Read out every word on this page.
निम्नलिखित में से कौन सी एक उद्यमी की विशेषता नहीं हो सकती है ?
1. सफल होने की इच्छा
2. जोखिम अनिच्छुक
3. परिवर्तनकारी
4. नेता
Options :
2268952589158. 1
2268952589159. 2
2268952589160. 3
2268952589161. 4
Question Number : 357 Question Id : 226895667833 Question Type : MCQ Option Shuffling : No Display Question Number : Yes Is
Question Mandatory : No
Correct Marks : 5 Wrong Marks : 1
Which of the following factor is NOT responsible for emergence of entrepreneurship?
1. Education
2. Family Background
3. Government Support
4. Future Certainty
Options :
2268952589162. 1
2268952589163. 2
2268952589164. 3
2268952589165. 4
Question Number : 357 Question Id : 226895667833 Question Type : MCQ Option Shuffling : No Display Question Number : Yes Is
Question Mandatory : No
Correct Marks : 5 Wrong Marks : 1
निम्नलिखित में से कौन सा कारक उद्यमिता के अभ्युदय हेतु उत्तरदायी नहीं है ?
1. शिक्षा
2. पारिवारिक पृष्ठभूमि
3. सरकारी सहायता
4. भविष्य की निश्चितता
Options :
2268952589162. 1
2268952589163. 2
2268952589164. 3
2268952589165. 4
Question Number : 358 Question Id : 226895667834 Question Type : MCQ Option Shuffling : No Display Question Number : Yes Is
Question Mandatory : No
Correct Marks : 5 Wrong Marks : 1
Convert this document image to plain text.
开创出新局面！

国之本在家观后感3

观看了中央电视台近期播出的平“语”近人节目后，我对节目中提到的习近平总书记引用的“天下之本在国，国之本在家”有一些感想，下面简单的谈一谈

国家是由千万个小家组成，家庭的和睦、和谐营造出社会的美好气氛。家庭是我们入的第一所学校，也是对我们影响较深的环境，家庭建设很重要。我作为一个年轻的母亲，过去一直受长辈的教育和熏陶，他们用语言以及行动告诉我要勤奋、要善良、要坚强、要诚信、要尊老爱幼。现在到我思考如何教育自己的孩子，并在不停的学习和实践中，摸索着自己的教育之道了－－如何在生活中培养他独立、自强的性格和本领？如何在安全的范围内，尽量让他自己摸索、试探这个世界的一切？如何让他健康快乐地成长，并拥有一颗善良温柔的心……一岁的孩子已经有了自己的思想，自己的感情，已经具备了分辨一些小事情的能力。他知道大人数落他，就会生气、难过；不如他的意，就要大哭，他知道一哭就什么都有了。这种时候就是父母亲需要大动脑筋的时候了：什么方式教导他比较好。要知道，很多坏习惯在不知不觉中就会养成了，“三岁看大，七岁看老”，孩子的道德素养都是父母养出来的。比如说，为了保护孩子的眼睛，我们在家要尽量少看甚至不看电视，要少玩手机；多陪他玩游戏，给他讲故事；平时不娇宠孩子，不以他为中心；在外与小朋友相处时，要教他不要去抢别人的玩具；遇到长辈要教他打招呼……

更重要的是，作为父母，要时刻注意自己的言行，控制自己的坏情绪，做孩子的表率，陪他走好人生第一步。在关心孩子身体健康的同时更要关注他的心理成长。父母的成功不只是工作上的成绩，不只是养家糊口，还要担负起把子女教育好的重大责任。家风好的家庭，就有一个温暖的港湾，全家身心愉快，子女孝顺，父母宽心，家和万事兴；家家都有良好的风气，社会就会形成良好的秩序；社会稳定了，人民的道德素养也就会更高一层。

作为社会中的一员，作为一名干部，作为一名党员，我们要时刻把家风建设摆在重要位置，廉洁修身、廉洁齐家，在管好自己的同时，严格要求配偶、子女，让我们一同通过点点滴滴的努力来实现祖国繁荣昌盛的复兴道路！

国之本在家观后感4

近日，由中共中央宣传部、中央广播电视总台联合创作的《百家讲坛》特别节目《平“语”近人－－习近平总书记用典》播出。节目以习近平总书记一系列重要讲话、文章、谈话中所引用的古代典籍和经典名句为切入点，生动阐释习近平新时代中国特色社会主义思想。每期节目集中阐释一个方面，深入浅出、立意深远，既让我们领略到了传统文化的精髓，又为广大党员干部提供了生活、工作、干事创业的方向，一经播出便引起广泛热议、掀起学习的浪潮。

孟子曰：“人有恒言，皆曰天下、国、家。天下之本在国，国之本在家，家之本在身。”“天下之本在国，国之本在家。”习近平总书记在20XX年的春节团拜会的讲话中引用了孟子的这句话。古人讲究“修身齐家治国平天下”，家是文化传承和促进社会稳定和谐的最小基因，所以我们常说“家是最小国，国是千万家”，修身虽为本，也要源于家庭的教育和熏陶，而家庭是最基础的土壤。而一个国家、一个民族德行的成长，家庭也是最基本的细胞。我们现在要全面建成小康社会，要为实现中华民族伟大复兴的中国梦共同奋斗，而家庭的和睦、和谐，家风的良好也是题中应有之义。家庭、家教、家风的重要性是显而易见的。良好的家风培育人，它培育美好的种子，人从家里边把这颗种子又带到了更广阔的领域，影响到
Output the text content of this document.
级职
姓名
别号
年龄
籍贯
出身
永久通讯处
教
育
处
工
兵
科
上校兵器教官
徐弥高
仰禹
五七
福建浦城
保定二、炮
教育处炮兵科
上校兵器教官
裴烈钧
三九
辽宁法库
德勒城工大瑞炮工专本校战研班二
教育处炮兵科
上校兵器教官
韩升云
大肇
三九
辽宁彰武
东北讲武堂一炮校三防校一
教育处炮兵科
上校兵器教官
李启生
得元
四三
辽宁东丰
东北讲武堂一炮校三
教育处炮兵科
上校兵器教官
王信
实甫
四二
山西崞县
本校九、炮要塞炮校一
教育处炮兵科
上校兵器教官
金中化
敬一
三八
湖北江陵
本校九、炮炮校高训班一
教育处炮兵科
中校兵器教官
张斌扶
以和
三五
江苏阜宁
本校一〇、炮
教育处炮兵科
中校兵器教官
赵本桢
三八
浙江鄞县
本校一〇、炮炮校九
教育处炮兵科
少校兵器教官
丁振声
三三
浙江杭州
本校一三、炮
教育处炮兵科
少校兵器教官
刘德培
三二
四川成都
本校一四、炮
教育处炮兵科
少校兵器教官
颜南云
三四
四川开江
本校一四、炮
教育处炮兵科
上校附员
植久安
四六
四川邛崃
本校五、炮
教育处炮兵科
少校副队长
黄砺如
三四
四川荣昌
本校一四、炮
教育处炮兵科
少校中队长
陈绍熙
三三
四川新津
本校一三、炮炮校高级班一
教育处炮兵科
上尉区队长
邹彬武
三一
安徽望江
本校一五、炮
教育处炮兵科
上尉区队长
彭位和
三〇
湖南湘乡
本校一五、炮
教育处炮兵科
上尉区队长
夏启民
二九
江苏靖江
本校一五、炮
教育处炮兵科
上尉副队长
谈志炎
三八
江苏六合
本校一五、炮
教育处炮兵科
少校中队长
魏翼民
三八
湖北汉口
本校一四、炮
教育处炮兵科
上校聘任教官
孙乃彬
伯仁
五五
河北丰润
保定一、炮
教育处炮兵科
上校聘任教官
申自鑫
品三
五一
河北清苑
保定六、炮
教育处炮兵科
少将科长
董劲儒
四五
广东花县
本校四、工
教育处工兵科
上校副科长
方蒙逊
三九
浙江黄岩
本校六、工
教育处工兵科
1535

★ ★ ★ ★ ★

• Objective: Nothing but a number is needed here: how many lines hold the string "this"?

• Problem solution: 3